**TASK GOAL:** Would you write out the entries below, every one of them, exactly?

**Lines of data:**

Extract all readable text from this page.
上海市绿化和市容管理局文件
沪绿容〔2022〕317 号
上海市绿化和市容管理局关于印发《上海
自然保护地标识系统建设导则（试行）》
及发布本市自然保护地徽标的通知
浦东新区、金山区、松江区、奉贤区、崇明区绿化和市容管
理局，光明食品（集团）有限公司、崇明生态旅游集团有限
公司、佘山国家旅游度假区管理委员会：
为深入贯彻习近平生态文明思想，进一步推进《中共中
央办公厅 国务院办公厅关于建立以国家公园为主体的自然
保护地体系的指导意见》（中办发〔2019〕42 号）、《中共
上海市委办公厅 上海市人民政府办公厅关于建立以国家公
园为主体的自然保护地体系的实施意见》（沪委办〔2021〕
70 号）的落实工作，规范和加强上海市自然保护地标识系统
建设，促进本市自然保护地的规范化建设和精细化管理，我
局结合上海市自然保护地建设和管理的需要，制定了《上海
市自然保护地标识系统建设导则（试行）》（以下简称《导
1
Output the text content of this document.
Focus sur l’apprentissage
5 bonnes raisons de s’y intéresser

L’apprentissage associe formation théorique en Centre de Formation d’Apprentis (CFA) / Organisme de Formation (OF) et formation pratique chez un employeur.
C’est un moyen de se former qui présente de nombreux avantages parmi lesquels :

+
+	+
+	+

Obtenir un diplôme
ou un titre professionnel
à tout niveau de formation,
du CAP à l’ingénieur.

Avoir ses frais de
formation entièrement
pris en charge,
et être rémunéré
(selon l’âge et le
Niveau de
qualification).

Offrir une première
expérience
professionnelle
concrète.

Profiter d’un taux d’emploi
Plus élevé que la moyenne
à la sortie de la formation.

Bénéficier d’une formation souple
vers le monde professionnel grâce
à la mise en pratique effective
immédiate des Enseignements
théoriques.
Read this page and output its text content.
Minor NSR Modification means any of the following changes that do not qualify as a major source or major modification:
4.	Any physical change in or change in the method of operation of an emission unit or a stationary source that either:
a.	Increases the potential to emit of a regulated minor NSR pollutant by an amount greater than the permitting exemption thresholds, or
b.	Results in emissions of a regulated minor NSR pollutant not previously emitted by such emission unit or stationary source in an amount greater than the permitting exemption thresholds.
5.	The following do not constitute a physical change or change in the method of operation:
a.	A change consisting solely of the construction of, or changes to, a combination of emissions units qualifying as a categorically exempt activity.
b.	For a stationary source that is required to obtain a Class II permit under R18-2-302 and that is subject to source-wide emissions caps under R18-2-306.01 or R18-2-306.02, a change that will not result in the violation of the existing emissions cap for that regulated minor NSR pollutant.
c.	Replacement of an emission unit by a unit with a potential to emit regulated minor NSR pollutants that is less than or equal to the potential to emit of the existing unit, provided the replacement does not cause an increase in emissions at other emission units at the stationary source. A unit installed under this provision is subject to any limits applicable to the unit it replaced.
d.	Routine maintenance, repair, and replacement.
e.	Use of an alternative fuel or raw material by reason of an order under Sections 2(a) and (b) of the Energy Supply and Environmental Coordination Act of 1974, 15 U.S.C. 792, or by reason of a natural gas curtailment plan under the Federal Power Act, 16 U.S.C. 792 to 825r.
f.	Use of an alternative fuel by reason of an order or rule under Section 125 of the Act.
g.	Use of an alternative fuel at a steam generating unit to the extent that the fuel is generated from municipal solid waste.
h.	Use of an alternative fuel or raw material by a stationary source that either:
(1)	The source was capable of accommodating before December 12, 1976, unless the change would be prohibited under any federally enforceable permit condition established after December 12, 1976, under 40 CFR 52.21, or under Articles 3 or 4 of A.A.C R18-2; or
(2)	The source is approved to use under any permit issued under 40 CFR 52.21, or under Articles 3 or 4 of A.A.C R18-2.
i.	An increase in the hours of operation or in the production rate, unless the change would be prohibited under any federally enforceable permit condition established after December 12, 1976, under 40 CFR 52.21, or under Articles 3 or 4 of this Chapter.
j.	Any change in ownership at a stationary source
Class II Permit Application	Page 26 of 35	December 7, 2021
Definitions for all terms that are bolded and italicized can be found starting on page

**THE COMPLETED TASK:**
Extract all readable text from this page.
上海市绿化和市容管理局文件
沪绿容〔2022〕317 号
上海市绿化和市容管理局关于印发《上海
自然保护地标识系统建设导则（试行）》
及发布本市自然保护地徽标的通知
浦东新区、金山区、松江区、奉贤区、崇明区绿化和市容管
理局，光明食品（集团）有限公司、崇明生态旅游集团有限
公司、佘山国家旅游度假区管理委员会：
为深入贯彻习近平生态文明思想，进一步推进《中共中
央办公厅 国务院办公厅关于建立以国家公园为主体的自然
保护地体系的指导意见》（中办发〔2019〕42 号）、《中共
上海市委办公厅 上海市人民政府办公厅关于建立以国家公
园为主体的自然保护地体系的实施意见》（沪委办〔2021〕
70 号）的落实工作，规范和加强上海市自然保护地标识系统
建设，促进本市自然保护地的规范化建设和精细化管理，我
局结合上海市自然保护地建设和管理的需要，制定了《上海
市自然保护地标识系统建设导则（试行）》（以下简称《导
1
Output the text content of this document.
Focus sur l’apprentissage
5 bonnes raisons de s’y intéresser

L’apprentissage associe formation théorique en Centre de Formation d’Apprentis (CFA) / Organisme de Formation (OF) et formation pratique chez un employeur.
C’est un moyen de se former qui présente de nombreux avantages parmi lesquels :

+
+	+
+	+

Obtenir un diplôme
ou un titre professionnel
à tout niveau de formation,
du CAP à l’ingénieur.

Avoir ses frais de
formation entièrement
pris en charge,
et être rémunéré
(selon l’âge et le
Niveau de
qualification).

Offrir une première
expérience
professionnelle
concrète.

Profiter d’un taux d’emploi
Plus élevé que la moyenne
à la sortie de la formation.

Bénéficier d’une formation souple
vers le monde professionnel grâce
à la mise en pratique effective
immédiate des Enseignements
théoriques.
Read this page and output its text content.
Minor NSR Modification means any of the following changes that do not qualify as a major source or major modification:
4.	Any physical change in or change in the method of operation of an emission unit or a stationary source that either:
a.	Increases the potential to emit of a regulated minor NSR pollutant by an amount greater than the permitting exemption thresholds, or
b.	Results in emissions of a regulated minor NSR pollutant not previously emitted by such emission unit or stationary source in an amount greater than the permitting exemption thresholds.
5.	The following do not constitute a physical change or change in the method of operation:
a.	A change consisting solely of the construction of, or changes to, a combination of emissions units qualifying as a categorically exempt activity.
b.	For a stationary source that is required to obtain a Class II permit under R18-2-302 and that is subject to source-wide emissions caps under R18-2-306.01 or R18-2-306.02, a change that will not result in the violation of the existing emissions cap for that regulated minor NSR pollutant.
c.	Replacement of an emission unit by a unit with a potential to emit regulated minor NSR pollutants that is less than or equal to the potential to emit of the existing unit, provided the replacement does not cause an increase in emissions at other emission units at the stationary source. A unit installed under this provision is subject to any limits applicable to the unit it replaced.
d.	Routine maintenance, repair, and replacement.
e.	Use of an alternative fuel or raw material by reason of an order under Sections 2(a) and (b) of the Energy Supply and Environmental Coordination Act of 1974, 15 U.S.C. 792, or by reason of a natural gas curtailment plan under the Federal Power Act, 16 U.S.C. 792 to 825r.
f.	Use of an alternative fuel by reason of an order or rule under Section 125 of the Act.
g.	Use of an alternative fuel at a steam generating unit to the extent that the fuel is generated from municipal solid waste.
h.	Use of an alternative fuel or raw material by a stationary source that either:
(1)	The source was capable of accommodating before December 12, 1976, unless the change would be prohibited under any federally enforceable permit condition established after December 12, 1976, under 40 CFR 52.21, or under Articles 3 or 4 of A.A.C R18-2; or
(2)	The source is approved to use under any permit issued under 40 CFR 52.21, or under Articles 3 or 4 of A.A.C R18-2.
i.	An increase in the hours of operation or in the production rate, unless the change would be prohibited under any federally enforceable permit condition established after December 12, 1976, under 40 CFR 52.21, or under Articles 3 or 4 of this Chapter.
j.	Any change in ownership at a stationary source
Class II Permit Application	Page 26 of 35	December 7, 2021
Definitions for all terms that are bolded and italicized can be found starting on page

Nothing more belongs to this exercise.